-- Begin Task inputs --

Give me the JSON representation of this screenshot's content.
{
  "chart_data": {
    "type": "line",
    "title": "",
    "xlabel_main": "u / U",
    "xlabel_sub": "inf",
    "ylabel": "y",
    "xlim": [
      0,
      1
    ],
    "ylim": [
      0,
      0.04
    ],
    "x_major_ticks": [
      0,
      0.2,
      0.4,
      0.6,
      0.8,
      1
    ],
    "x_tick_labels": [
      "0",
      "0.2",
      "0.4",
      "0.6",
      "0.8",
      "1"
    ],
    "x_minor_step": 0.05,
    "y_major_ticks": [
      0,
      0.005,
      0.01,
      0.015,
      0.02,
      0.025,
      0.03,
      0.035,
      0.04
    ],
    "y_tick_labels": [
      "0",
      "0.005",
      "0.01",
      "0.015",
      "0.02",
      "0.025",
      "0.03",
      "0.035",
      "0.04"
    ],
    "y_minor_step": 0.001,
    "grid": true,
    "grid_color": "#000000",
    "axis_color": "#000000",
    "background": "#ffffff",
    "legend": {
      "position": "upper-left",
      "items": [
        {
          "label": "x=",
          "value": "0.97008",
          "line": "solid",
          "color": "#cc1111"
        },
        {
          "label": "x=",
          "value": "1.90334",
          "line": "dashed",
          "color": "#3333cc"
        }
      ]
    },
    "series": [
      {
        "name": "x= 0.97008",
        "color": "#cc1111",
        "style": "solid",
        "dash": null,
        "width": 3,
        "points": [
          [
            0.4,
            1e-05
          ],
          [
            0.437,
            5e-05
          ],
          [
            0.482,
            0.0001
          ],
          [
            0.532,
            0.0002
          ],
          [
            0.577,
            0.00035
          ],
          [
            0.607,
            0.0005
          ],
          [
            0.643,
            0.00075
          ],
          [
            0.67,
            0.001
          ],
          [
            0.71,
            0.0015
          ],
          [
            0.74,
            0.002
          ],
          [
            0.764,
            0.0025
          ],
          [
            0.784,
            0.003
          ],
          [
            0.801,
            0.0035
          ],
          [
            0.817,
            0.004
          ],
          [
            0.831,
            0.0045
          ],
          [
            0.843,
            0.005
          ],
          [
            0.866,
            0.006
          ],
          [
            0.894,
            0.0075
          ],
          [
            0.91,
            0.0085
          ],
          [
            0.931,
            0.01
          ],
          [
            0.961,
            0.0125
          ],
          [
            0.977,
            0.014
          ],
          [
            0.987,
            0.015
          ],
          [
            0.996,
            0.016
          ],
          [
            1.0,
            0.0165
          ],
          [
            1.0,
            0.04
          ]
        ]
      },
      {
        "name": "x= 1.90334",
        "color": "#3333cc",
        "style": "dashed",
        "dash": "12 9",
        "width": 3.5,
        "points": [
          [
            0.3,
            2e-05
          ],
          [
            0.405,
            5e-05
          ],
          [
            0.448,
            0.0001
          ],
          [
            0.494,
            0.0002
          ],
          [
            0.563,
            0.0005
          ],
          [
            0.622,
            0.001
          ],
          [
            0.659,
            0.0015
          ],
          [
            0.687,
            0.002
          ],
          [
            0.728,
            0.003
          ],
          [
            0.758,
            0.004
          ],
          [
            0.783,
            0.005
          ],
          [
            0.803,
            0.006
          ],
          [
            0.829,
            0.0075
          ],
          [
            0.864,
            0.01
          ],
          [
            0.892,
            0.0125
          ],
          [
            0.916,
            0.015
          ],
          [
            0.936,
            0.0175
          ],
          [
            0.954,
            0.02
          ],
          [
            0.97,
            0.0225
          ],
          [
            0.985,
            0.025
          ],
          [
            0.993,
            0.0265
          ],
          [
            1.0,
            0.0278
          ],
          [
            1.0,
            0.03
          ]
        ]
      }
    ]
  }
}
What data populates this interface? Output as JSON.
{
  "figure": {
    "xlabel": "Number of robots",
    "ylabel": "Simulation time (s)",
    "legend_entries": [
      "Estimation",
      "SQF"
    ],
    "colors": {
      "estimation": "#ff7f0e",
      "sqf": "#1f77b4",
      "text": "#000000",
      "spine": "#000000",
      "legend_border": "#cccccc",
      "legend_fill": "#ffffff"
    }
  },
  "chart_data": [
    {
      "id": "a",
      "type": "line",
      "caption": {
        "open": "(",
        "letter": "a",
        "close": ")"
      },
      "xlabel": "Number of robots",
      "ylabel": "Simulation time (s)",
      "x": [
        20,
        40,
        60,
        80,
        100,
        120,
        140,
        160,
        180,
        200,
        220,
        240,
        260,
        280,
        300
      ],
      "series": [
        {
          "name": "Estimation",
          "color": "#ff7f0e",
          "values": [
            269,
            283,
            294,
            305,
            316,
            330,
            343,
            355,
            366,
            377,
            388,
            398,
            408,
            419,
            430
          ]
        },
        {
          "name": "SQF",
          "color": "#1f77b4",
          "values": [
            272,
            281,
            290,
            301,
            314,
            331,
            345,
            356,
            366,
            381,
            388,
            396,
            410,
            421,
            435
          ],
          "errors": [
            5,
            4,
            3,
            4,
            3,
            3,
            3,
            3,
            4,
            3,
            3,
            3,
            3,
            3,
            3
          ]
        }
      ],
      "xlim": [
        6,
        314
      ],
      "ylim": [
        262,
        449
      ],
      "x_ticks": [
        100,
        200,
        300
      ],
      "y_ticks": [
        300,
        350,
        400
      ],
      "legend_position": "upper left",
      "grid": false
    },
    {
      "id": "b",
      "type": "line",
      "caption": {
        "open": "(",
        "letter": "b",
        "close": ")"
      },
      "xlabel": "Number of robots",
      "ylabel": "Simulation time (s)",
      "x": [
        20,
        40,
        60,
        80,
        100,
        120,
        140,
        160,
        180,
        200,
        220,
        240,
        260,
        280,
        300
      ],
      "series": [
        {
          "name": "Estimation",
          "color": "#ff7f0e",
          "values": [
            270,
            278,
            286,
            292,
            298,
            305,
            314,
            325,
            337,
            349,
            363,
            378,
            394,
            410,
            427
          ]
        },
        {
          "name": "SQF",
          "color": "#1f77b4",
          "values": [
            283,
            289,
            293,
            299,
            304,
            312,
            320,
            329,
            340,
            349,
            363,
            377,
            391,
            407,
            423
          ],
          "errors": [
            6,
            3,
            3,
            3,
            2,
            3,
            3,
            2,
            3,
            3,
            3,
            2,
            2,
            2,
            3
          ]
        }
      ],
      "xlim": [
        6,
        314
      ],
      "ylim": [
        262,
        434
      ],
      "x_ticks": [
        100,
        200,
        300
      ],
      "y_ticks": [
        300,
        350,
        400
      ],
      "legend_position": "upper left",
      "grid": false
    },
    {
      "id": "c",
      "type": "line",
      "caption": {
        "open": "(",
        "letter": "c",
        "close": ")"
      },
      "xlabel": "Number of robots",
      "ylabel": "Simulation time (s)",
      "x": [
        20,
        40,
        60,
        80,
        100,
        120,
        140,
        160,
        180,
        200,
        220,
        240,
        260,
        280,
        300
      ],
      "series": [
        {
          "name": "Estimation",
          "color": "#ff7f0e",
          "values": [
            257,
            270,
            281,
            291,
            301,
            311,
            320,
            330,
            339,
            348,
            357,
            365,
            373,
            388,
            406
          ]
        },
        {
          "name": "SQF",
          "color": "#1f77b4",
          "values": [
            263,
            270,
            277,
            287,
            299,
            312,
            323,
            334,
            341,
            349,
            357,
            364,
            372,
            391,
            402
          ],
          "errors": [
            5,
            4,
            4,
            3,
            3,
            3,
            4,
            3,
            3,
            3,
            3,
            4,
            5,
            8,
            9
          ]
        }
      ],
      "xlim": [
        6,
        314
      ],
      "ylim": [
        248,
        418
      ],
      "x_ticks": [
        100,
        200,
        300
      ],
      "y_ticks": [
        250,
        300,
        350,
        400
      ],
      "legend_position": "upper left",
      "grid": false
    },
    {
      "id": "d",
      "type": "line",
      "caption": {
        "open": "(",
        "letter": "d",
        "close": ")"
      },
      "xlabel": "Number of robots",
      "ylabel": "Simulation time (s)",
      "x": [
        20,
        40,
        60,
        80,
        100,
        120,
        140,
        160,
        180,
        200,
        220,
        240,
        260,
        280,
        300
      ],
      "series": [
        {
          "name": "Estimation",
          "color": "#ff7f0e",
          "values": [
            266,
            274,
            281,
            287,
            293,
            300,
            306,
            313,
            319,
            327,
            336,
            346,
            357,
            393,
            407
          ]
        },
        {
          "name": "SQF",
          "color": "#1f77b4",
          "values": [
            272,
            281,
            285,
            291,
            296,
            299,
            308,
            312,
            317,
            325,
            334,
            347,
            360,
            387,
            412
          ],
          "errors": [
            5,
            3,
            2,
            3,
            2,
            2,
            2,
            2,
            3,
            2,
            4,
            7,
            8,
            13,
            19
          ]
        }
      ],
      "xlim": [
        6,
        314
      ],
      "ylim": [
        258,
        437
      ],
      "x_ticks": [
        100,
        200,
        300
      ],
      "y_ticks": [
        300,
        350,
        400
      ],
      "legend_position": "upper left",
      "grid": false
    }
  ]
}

-- End Task inputs --

◆ What needs to be done
List the lines of the material in which the word "this" occurs.

◆ Task solution
Give me the JSON representation of this screenshot's content.
What data populates this interface? Output as JSON.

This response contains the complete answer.